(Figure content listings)
================

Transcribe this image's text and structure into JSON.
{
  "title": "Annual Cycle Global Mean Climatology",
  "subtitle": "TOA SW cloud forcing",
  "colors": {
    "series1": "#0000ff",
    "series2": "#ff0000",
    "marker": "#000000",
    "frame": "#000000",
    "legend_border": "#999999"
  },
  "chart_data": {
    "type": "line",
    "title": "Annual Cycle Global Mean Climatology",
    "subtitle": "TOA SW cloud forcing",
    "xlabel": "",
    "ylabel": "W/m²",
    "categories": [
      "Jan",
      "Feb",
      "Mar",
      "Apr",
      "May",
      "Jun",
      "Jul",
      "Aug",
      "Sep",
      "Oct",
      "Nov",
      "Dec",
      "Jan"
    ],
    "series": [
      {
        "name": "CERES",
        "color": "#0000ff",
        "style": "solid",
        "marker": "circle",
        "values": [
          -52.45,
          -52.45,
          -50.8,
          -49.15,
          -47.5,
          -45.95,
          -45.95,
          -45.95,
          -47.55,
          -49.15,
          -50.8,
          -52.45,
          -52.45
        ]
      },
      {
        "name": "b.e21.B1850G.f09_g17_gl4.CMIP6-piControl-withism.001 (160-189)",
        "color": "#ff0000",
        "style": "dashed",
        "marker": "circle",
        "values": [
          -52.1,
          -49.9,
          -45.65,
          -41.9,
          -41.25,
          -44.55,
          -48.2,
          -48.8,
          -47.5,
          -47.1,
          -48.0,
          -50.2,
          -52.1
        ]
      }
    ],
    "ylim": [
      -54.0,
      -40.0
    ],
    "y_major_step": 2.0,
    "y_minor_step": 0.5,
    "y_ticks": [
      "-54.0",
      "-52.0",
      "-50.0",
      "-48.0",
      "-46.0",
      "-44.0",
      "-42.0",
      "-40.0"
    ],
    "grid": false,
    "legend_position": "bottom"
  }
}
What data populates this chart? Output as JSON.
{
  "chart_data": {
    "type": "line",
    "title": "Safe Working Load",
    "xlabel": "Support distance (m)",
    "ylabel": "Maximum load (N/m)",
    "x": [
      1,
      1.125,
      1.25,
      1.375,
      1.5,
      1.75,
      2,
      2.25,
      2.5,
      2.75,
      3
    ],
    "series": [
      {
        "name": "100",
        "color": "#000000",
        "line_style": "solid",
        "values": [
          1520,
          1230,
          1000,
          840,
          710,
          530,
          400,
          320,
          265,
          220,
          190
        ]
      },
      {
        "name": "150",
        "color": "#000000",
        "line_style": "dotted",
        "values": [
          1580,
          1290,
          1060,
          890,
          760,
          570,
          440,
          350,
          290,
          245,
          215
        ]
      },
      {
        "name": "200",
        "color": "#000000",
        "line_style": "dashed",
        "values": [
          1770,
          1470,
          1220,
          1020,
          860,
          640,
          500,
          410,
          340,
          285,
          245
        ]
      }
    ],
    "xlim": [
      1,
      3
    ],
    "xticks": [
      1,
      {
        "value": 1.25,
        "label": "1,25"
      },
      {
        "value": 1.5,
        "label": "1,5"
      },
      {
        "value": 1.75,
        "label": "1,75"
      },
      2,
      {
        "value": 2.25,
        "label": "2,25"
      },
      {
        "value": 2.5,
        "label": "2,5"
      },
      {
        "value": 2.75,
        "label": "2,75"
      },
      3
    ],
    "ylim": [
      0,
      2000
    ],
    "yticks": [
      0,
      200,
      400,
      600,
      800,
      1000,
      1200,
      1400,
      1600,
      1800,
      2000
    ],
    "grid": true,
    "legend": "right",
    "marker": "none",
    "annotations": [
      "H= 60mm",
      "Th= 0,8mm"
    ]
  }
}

================

WORK REQUIRED :: Reproduce the listing above verbatim, from first line to last.

SOLUTION FOR THIS TASK ::
Transcribe this image's text and structure into JSON.
{
  "title": "Annual Cycle Global Mean Climatology",
  "subtitle": "TOA SW cloud forcing",
  "colors": {
    "series1": "#0000ff",
    "series2": "#ff0000",
    "marker": "#000000",
    "frame": "#000000",
    "legend_border": "#999999"
  },
  "chart_data": {
    "type": "line",
    "title": "Annual Cycle Global Mean Climatology",
    "subtitle": "TOA SW cloud forcing",
    "xlabel": "",
    "ylabel": "W/m²",
    "categories": [
      "Jan",
      "Feb",
      "Mar",
      "Apr",
      "May",
      "Jun",
      "Jul",
      "Aug",
      "Sep",
      "Oct",
      "Nov",
      "Dec",
      "Jan"
    ],
    "series": [
      {
        "name": "CERES",
        "color": "#0000ff",
        "style": "solid",
        "marker": "circle",
        "values": [
          -52.45,
          -52.45,
          -50.8,
          -49.15,
          -47.5,
          -45.95,
          -45.95,
          -45.95,
          -47.55,
          -49.15,
          -50.8,
          -52.45,
          -52.45
        ]
      },
      {
        "name": "b.e21.B1850G.f09_g17_gl4.CMIP6-piControl-withism.001 (160-189)",
        "color": "#ff0000",
        "style": "dashed",
        "marker": "circle",
        "values": [
          -52.1,
          -49.9,
          -45.65,
          -41.9,
          -41.25,
          -44.55,
          -48.2,
          -48.8,
          -47.5,
          -47.1,
          -48.0,
          -50.2,
          -52.1
        ]
      }
    ],
    "ylim": [
      -54.0,
      -40.0
    ],
    "y_major_step": 2.0,
    "y_minor_step": 0.5,
    "y_ticks": [
      "-54.0",
      "-52.0",
      "-50.0",
      "-48.0",
      "-46.0",
      "-44.0",
      "-42.0",
      "-40.0"
    ],
    "grid": false,
    "legend_position": "bottom"
  }
}
What data populates this chart? Output as JSON.
{
  "chart_data": {
    "type": "line",
    "title": "Safe Working Load",
    "xlabel": "Support distance (m)",
    "ylabel": "Maximum load (N/m)",
    "x": [
      1,
      1.125,
      1.25,
      1.375,
      1.5,
      1.75,
      2,
      2.25,
      2.5,
      2.75,
      3
    ],
    "series": [
      {
        "name": "100",
        "color": "#000000",
        "line_style": "solid",
        "values": [
          1520,
          1230,
          1000,
          840,
          710,
          530,
          400,
          320,
          265,
          220,
          190
        ]
      },
      {
        "name": "150",
        "color": "#000000",
        "line_style": "dotted",
        "values": [
          1580,
          1290,
          1060,
          890,
          760,
          570,
          440,
          350,
          290,
          245,
          215
        ]
      },
      {
        "name": "200",
        "color": "#000000",
        "line_style": "dashed",
        "values": [
          1770,
          1470,
          1220,
          1020,
          860,
          640,
          500,
          410,
          340,
          285,
          245
        ]
      }
    ],
    "xlim": [
      1,
      3
    ],
    "xticks": [
      1,
      {
        "value": 1.25,
        "label": "1,25"
      },
      {
        "value": 1.5,
        "label": "1,5"
      },
      {
        "value": 1.75,
        "label": "1,75"
      },
      2,
      {
        "value": 2.25,
        "label": "2,25"
      },
      {
        "value": 2.5,
        "label": "2,5"
      },
      {
        "value": 2.75,
        "label": "2,75"
      },
      3
    ],
    "ylim": [
      0,
      2000
    ],
    "yticks": [
      0,
      200,
      400,
      600,
      800,
      1000,
      1200,
      1400,
      1600,
      1800,
      2000
    ],
    "grid": true,
    "legend": "right",
    "marker": "none",
    "annotations": [
      "H= 60mm",
      "Th= 0,8mm"
    ]
  }
}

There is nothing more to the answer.